What needs to be done
Find every line in the records below that contains the word "time", and copy each such line.

Provided data
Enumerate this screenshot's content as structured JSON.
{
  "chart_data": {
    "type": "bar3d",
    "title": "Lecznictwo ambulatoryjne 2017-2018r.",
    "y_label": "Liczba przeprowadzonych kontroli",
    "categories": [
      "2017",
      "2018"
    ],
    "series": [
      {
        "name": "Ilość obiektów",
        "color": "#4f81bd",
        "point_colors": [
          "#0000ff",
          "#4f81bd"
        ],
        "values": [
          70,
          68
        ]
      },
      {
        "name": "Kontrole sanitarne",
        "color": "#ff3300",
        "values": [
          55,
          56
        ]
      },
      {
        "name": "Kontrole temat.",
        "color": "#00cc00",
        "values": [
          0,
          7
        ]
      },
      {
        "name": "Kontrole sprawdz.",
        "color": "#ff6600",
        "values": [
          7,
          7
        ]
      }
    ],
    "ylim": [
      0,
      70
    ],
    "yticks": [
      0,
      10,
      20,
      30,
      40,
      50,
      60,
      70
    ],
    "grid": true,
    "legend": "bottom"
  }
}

--

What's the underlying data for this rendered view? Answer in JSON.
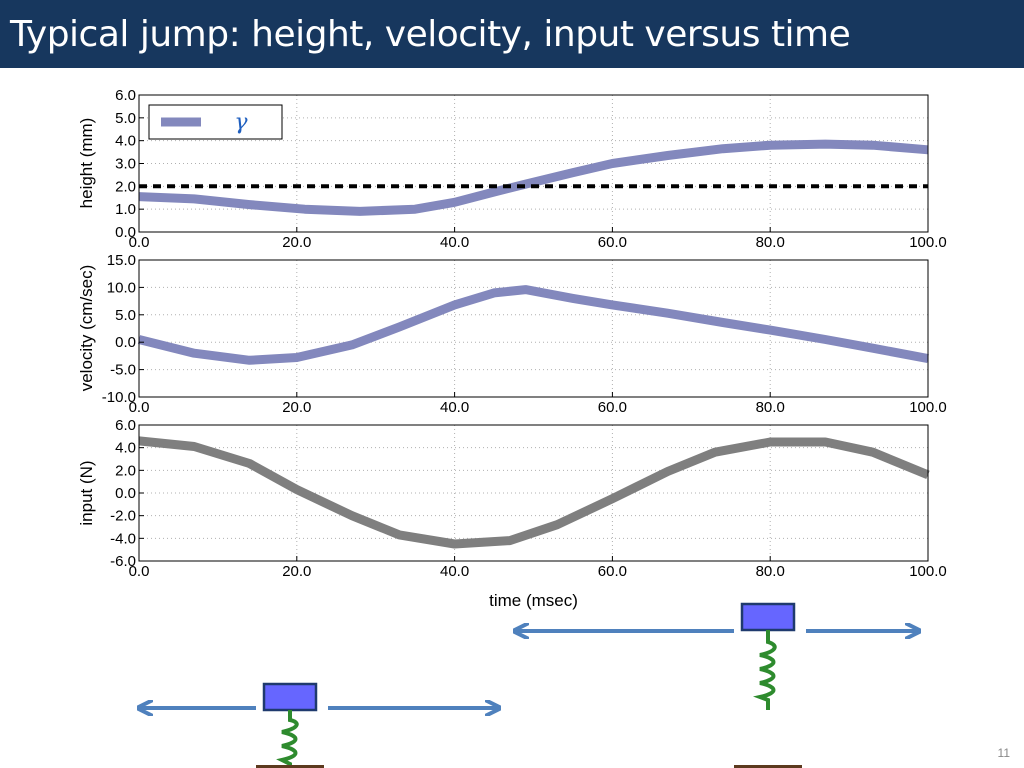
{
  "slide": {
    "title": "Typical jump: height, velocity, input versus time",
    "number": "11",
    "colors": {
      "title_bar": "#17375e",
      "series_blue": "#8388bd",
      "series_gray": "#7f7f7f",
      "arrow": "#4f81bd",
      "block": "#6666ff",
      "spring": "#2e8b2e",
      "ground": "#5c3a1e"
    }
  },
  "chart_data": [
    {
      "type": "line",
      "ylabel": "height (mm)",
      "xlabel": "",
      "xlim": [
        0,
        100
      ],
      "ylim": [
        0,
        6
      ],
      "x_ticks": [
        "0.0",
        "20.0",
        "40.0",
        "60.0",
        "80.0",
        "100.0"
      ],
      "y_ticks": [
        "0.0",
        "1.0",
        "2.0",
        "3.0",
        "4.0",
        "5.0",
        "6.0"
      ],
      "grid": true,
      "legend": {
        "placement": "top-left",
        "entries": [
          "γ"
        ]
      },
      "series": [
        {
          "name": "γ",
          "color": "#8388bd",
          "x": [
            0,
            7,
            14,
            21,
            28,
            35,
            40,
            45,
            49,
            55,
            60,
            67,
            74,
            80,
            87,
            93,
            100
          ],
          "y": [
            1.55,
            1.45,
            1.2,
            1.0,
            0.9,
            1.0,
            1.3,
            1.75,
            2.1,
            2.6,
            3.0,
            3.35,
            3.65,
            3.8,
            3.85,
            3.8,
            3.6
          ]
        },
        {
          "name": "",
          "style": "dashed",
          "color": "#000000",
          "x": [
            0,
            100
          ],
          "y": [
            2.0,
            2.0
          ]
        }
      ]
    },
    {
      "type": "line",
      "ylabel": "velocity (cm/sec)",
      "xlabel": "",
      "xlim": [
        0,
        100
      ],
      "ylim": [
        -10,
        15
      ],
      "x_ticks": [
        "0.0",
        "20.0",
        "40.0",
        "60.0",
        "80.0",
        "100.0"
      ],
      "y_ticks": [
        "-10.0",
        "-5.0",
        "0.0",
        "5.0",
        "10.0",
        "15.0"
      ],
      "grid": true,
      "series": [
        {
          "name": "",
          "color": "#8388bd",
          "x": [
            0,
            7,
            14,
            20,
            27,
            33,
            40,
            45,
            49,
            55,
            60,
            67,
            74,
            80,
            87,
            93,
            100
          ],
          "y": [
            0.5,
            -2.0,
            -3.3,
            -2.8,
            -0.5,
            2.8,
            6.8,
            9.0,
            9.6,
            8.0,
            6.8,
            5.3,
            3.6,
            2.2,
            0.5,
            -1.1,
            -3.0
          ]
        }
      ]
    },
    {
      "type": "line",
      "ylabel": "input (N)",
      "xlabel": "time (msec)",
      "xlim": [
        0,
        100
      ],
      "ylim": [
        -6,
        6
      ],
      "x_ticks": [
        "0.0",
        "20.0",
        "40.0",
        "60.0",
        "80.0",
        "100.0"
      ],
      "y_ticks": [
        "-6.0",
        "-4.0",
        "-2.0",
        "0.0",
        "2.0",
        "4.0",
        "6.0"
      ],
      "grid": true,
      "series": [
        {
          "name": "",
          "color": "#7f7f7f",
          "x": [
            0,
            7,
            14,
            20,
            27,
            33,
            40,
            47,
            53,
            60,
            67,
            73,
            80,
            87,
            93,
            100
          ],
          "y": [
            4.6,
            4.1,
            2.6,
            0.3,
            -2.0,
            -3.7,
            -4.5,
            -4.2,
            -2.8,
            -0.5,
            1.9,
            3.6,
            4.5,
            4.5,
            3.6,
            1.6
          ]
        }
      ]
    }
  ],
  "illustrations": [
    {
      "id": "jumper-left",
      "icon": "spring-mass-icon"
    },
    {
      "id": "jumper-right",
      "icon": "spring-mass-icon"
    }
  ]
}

* * *

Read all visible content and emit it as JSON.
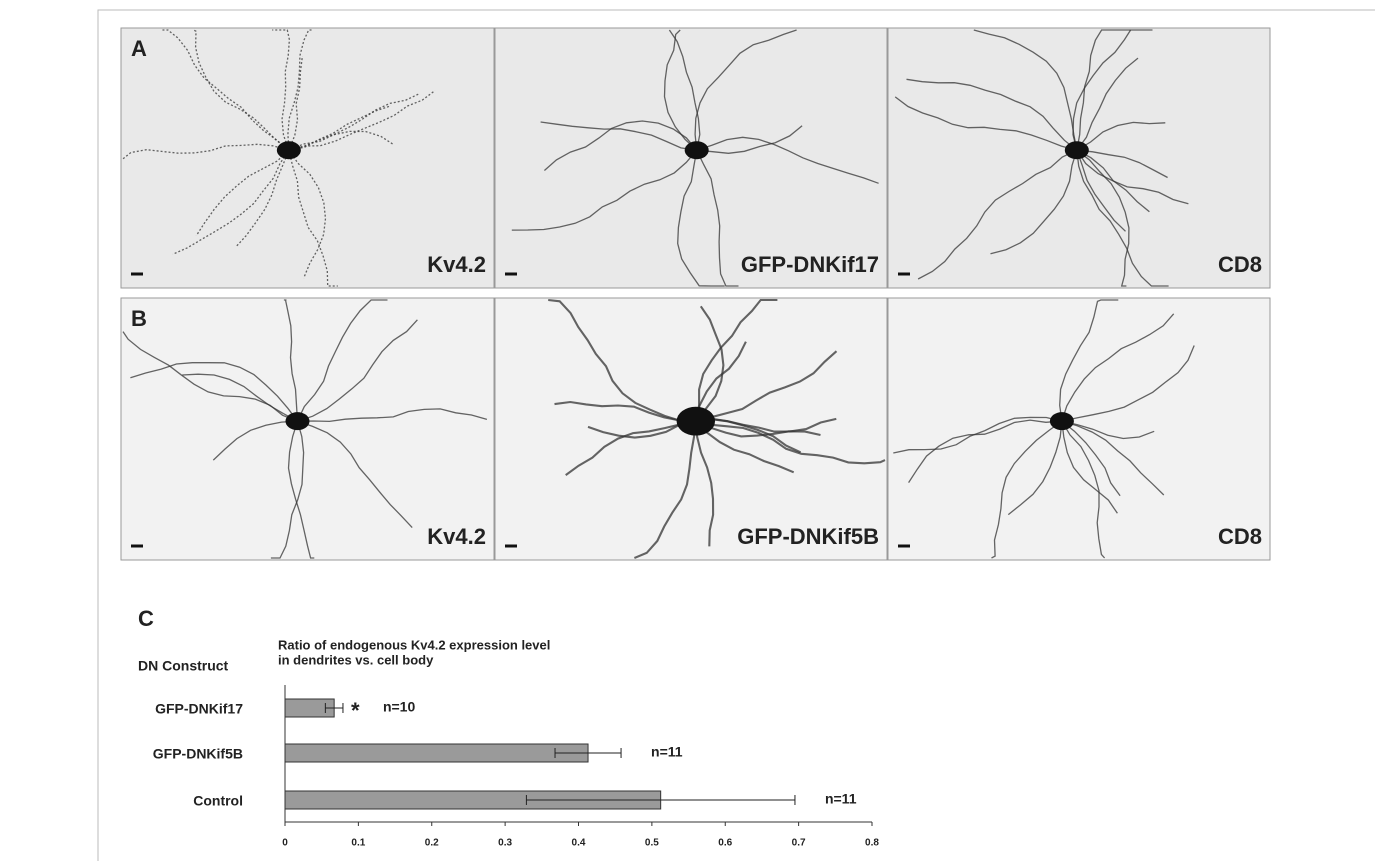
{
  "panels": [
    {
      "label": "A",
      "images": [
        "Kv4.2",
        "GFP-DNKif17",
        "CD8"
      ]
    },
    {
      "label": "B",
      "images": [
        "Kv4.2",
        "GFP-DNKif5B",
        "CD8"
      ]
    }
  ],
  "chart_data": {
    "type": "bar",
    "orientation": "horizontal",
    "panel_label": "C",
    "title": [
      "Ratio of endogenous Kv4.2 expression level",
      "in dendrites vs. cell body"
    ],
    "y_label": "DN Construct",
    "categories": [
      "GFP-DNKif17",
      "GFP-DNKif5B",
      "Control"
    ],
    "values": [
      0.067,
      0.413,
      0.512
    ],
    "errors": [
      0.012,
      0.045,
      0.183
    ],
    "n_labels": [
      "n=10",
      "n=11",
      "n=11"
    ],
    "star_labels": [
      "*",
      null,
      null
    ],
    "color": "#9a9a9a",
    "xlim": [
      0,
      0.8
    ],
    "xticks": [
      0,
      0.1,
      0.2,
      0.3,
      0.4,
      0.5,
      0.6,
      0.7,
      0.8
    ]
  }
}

Answer
    "title": "Typical jump: height, velocity, input versus time",
      "xlabel": "time (msec)",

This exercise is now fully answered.